**EXTRACTED ENTRIES**
Begin

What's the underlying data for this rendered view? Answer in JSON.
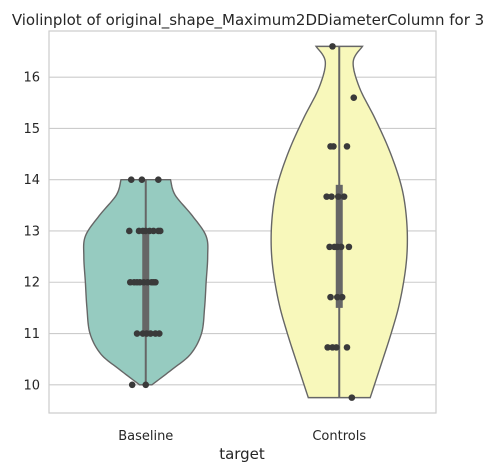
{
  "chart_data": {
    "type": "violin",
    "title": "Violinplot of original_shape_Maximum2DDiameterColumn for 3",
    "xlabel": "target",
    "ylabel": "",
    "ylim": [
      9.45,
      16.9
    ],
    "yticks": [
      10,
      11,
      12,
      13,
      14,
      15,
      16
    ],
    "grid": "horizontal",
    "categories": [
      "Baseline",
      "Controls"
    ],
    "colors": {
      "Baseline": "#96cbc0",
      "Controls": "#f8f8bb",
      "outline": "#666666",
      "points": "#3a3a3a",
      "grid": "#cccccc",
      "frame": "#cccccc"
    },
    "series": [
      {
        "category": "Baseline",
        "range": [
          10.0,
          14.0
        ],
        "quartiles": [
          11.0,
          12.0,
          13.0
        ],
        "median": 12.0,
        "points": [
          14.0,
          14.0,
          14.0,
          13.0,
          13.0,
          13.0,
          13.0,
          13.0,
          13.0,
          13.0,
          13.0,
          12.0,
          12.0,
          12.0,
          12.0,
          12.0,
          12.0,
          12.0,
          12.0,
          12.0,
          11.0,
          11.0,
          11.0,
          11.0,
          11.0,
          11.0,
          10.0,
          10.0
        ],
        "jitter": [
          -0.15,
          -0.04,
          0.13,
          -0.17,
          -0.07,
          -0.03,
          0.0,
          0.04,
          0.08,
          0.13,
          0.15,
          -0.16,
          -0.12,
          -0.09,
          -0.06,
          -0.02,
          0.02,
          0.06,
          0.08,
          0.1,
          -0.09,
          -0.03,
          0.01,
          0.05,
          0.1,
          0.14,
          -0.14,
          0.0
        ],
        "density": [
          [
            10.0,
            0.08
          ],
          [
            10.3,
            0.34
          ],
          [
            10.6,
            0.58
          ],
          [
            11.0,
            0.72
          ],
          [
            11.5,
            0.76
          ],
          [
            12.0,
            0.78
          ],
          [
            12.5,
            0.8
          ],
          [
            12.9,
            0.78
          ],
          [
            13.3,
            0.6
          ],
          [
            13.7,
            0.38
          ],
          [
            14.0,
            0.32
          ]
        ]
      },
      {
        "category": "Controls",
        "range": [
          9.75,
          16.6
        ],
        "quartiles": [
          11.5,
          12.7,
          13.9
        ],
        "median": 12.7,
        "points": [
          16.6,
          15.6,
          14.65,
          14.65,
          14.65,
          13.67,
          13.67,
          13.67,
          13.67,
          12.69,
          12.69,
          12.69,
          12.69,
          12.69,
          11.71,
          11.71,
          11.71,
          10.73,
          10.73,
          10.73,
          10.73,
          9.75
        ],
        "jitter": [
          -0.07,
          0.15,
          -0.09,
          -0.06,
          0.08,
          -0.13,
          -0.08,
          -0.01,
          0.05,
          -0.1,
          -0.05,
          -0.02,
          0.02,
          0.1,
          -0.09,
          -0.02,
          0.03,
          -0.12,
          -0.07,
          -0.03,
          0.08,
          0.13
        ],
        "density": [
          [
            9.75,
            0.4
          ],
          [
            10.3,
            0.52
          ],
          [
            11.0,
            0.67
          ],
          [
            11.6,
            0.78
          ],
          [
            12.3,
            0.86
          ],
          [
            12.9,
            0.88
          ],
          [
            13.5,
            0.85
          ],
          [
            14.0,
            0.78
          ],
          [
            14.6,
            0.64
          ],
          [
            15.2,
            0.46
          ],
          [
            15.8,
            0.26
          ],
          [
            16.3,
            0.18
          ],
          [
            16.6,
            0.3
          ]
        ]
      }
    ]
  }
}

End

**WRITTEN INSTRUCTION**
Nothing in the entries should change as you copy them, except that the pictures are left out.

**ANSWER TO THIS EXERCISE**
What's the underlying data for this rendered view? Answer in JSON.
{
  "chart_data": {
    "type": "violin",
    "title": "Violinplot of original_shape_Maximum2DDiameterColumn for 3",
    "xlabel": "target",
    "ylabel": "",
    "ylim": [
      9.45,
      16.9
    ],
    "yticks": [
      10,
      11,
      12,
      13,
      14,
      15,
      16
    ],
    "grid": "horizontal",
    "categories": [
      "Baseline",
      "Controls"
    ],
    "colors": {
      "Baseline": "#96cbc0",
      "Controls": "#f8f8bb",
      "outline": "#666666",
      "points": "#3a3a3a",
      "grid": "#cccccc",
      "frame": "#cccccc"
    },
    "series": [
      {
        "category": "Baseline",
        "range": [
          10.0,
          14.0
        ],
        "quartiles": [
          11.0,
          12.0,
          13.0
        ],
        "median": 12.0,
        "points": [
          14.0,
          14.0,
          14.0,
          13.0,
          13.0,
          13.0,
          13.0,
          13.0,
          13.0,
          13.0,
          13.0,
          12.0,
          12.0,
          12.0,
          12.0,
          12.0,
          12.0,
          12.0,
          12.0,
          12.0,
          11.0,
          11.0,
          11.0,
          11.0,
          11.0,
          11.0,
          10.0,
          10.0
        ],
        "jitter": [
          -0.15,
          -0.04,
          0.13,
          -0.17,
          -0.07,
          -0.03,
          0.0,
          0.04,
          0.08,
          0.13,
          0.15,
          -0.16,
          -0.12,
          -0.09,
          -0.06,
          -0.02,
          0.02,
          0.06,
          0.08,
          0.1,
          -0.09,
          -0.03,
          0.01,
          0.05,
          0.1,
          0.14,
          -0.14,
          0.0
        ],
        "density": [
          [
            10.0,
            0.08
          ],
          [
            10.3,
            0.34
          ],
          [
            10.6,
            0.58
          ],
          [
            11.0,
            0.72
          ],
          [
            11.5,
            0.76
          ],
          [
            12.0,
            0.78
          ],
          [
            12.5,
            0.8
          ],
          [
            12.9,
            0.78
          ],
          [
            13.3,
            0.6
          ],
          [
            13.7,
            0.38
          ],
          [
            14.0,
            0.32
          ]
        ]
      },
      {
        "category": "Controls",
        "range": [
          9.75,
          16.6
        ],
        "quartiles": [
          11.5,
          12.7,
          13.9
        ],
        "median": 12.7,
        "points": [
          16.6,
          15.6,
          14.65,
          14.65,
          14.65,
          13.67,
          13.67,
          13.67,
          13.67,
          12.69,
          12.69,
          12.69,
          12.69,
          12.69,
          11.71,
          11.71,
          11.71,
          10.73,
          10.73,
          10.73,
          10.73,
          9.75
        ],
        "jitter": [
          -0.07,
          0.15,
          -0.09,
          -0.06,
          0.08,
          -0.13,
          -0.08,
          -0.01,
          0.05,
          -0.1,
          -0.05,
          -0.02,
          0.02,
          0.1,
          -0.09,
          -0.02,
          0.03,
          -0.12,
          -0.07,
          -0.03,
          0.08,
          0.13
        ],
        "density": [
          [
            9.75,
            0.4
          ],
          [
            10.3,
            0.52
          ],
          [
            11.0,
            0.67
          ],
          [
            11.6,
            0.78
          ],
          [
            12.3,
            0.86
          ],
          [
            12.9,
            0.88
          ],
          [
            13.5,
            0.85
          ],
          [
            14.0,
            0.78
          ],
          [
            14.6,
            0.64
          ],
          [
            15.2,
            0.46
          ],
          [
            15.8,
            0.26
          ],
          [
            16.3,
            0.18
          ],
          [
            16.6,
            0.3
          ]
        ]
      }
    ]
  }
}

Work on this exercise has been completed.